Rows:
──────

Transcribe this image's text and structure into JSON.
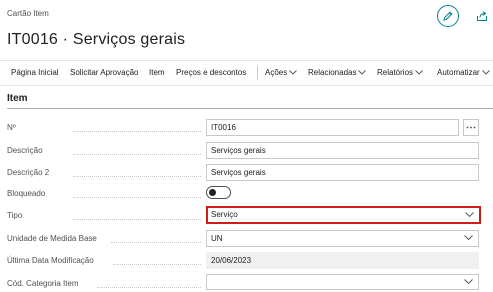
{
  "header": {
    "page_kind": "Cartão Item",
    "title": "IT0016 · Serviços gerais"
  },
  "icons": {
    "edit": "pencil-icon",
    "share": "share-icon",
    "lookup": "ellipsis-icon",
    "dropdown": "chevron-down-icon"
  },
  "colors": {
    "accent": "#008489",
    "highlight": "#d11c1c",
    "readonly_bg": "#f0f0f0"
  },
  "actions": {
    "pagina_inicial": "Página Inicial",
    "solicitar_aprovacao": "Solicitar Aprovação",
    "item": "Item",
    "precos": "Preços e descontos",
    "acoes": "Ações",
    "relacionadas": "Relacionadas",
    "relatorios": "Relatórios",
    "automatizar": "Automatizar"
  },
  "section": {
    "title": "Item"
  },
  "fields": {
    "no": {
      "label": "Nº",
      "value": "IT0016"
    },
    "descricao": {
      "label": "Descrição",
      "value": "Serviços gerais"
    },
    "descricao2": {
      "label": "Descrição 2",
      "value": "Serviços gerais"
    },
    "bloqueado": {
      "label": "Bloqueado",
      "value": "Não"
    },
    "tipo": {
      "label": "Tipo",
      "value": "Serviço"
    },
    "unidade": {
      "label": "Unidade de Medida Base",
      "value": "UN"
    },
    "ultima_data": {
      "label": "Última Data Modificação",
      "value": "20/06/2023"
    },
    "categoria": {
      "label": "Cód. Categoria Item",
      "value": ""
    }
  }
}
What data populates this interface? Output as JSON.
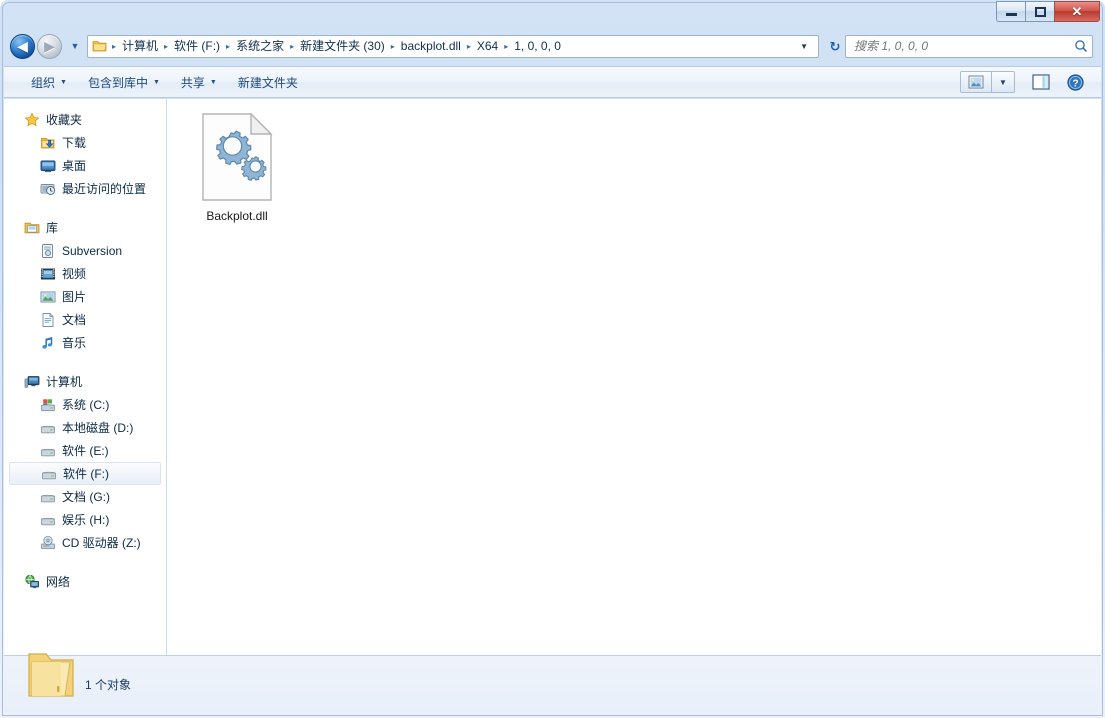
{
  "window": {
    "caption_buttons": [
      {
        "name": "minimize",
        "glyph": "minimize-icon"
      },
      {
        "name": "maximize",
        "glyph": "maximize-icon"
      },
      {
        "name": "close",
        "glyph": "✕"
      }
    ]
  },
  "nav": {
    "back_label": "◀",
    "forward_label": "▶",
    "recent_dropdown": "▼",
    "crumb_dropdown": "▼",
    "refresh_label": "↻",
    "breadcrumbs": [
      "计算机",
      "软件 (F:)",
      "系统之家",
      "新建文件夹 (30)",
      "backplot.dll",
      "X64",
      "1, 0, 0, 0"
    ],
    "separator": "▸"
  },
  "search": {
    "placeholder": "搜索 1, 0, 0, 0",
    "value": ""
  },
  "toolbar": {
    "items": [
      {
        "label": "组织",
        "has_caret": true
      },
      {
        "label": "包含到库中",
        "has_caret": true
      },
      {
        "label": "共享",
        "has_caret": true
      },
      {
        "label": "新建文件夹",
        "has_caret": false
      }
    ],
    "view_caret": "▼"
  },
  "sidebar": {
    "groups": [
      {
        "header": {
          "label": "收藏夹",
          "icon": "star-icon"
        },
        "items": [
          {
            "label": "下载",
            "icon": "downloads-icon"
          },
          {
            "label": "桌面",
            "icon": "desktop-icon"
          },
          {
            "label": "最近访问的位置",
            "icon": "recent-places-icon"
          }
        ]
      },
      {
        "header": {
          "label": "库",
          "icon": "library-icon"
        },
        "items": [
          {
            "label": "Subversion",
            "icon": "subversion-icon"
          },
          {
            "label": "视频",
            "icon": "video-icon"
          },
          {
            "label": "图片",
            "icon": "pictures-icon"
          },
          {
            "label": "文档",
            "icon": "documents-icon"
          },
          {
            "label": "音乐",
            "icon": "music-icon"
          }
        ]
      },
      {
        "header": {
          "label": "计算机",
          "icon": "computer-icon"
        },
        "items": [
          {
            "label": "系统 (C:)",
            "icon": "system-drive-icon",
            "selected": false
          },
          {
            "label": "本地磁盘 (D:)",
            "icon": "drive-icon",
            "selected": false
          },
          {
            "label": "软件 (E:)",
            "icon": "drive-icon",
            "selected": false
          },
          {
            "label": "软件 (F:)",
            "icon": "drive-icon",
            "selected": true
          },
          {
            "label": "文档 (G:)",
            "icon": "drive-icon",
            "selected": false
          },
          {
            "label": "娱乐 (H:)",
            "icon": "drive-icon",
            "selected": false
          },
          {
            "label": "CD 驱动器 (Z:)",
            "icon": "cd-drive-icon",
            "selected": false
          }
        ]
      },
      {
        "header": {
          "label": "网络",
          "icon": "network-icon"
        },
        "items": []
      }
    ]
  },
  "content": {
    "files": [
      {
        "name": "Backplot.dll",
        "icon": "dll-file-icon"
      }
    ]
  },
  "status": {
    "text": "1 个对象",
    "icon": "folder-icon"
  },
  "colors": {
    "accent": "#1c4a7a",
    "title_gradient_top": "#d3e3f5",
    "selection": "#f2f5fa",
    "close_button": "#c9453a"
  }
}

──────

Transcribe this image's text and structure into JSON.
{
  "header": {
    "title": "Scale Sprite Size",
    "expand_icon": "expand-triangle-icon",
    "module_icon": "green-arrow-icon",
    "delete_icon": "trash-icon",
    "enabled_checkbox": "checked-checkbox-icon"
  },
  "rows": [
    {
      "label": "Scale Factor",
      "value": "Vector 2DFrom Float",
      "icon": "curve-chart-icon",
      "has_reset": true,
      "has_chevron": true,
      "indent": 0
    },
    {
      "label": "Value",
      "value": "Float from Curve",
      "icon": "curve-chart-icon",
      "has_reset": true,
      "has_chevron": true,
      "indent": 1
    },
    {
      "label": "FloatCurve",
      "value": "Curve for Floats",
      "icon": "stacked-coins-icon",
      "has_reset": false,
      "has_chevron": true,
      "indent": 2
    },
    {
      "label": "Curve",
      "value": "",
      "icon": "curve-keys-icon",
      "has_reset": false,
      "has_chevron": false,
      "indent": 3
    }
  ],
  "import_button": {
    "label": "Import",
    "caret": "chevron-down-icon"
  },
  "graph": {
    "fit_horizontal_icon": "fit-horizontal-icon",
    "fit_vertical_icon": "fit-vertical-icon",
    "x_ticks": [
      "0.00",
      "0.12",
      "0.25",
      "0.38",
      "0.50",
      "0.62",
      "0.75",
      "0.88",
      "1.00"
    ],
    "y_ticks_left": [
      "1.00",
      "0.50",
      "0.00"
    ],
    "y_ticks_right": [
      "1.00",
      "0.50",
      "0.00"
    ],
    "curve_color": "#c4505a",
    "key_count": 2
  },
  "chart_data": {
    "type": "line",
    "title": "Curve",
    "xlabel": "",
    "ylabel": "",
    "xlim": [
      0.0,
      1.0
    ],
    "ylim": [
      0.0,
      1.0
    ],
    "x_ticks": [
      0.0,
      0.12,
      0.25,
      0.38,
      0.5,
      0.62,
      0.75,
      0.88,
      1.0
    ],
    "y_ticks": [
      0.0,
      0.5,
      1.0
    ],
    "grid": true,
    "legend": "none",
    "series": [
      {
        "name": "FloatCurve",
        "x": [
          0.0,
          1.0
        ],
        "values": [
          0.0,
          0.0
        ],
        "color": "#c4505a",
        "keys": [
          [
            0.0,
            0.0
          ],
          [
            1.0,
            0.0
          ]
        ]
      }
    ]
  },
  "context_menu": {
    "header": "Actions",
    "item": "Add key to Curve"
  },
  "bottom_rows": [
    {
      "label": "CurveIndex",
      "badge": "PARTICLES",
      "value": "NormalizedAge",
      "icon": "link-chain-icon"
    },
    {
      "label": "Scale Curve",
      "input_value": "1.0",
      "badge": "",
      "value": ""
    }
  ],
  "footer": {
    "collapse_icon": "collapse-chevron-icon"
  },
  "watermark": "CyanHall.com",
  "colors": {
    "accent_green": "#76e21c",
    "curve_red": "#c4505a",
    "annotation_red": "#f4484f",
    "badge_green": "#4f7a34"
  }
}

──────

Pick every line with "Scale" in it and copy it.

    "title": "Scale Sprite Size",
      "label": "Scale Factor",
      "label": "Scale Curve",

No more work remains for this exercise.